### DATA RECORDS ###

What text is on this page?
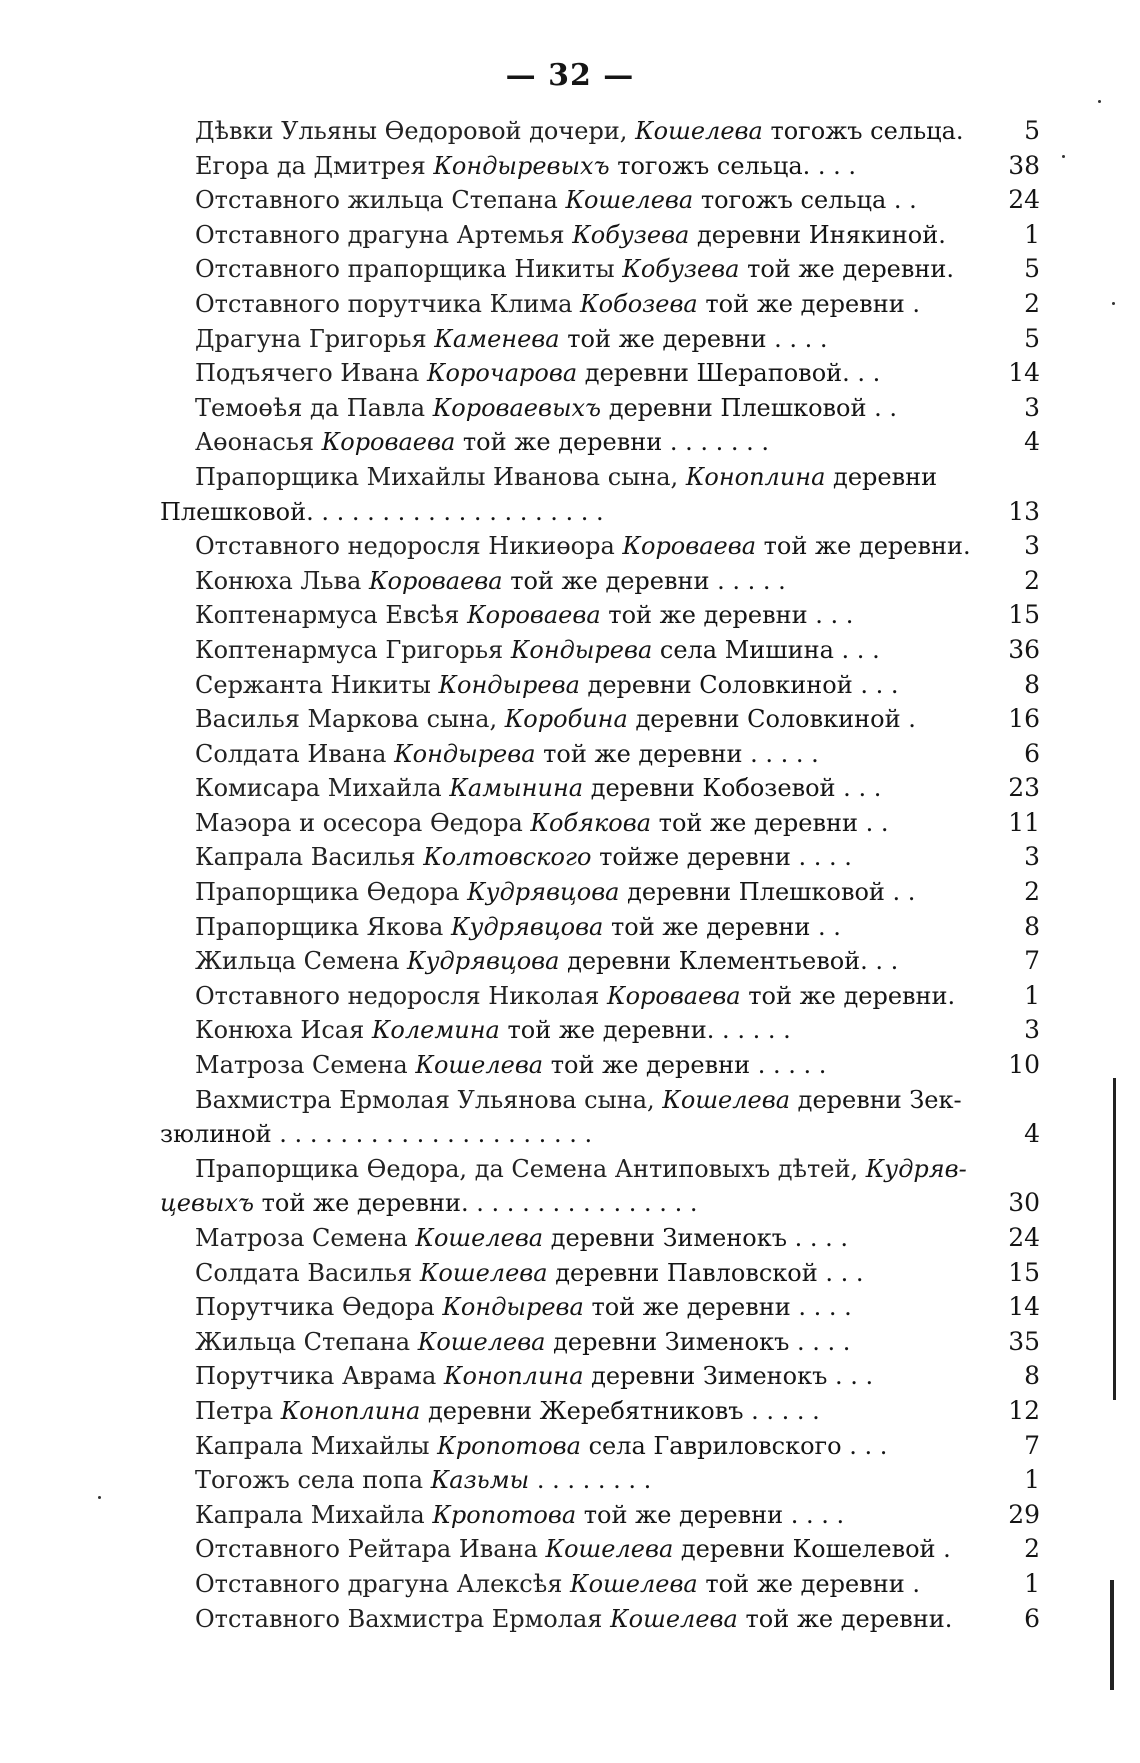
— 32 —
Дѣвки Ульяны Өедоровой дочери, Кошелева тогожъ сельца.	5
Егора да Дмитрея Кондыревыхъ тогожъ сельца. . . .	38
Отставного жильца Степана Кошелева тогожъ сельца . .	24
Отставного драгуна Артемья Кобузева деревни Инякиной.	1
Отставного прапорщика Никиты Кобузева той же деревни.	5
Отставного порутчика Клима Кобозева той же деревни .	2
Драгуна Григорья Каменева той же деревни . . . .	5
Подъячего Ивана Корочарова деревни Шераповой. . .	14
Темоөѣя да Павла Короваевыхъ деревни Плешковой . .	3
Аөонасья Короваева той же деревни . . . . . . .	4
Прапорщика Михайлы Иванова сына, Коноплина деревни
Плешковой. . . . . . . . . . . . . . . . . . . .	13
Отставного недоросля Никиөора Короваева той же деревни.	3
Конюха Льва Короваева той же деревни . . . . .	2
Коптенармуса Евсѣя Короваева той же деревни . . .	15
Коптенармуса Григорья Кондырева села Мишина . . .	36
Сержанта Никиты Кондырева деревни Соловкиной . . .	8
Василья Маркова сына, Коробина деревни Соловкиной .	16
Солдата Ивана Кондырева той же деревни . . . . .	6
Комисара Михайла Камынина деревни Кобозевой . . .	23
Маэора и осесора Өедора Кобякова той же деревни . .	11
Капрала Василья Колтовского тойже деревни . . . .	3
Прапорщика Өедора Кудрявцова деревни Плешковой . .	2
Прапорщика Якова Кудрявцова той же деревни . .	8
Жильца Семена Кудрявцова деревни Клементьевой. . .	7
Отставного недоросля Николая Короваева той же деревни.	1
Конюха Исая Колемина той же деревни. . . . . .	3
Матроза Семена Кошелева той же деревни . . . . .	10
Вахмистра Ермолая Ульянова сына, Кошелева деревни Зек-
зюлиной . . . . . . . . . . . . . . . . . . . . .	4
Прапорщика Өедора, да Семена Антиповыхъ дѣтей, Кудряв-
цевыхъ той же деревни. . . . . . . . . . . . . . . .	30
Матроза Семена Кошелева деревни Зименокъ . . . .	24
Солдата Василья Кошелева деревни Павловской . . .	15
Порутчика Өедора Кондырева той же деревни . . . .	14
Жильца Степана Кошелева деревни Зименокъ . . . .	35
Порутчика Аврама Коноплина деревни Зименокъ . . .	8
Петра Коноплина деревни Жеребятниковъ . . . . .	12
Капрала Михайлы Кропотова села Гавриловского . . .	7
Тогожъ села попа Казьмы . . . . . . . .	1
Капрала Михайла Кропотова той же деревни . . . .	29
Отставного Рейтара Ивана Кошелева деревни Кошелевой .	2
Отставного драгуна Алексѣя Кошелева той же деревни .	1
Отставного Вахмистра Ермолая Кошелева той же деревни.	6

###
### DATA RECORDS ###

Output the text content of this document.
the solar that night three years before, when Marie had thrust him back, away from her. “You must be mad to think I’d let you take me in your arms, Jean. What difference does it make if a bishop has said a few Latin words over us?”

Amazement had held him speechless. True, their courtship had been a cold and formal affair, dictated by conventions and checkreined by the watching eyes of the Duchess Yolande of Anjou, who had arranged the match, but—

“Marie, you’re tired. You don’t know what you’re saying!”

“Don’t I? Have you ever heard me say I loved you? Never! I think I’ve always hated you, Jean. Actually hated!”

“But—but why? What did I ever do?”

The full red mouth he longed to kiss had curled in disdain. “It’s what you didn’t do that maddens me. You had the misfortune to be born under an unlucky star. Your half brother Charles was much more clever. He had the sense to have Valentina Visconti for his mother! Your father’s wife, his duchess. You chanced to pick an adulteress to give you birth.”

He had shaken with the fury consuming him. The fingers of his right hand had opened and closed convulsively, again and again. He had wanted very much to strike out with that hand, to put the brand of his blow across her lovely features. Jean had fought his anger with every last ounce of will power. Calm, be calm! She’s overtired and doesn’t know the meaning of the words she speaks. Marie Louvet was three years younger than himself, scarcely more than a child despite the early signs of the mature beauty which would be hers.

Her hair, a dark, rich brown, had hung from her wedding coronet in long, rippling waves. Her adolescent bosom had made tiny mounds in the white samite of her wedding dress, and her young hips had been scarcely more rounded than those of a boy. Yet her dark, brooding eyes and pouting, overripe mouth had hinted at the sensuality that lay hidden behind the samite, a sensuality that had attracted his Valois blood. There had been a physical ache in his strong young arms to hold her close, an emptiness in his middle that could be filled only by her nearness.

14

###

WHAT THE EXERCISE ASKS :: Find the lines above holding the word "Соловкиной" and show them.

FULL SOLUTION ::
Сержанта Никиты Кондырева деревни Соловкиной . . .	8
Василья Маркова сына, Коробина деревни Соловкиной .	16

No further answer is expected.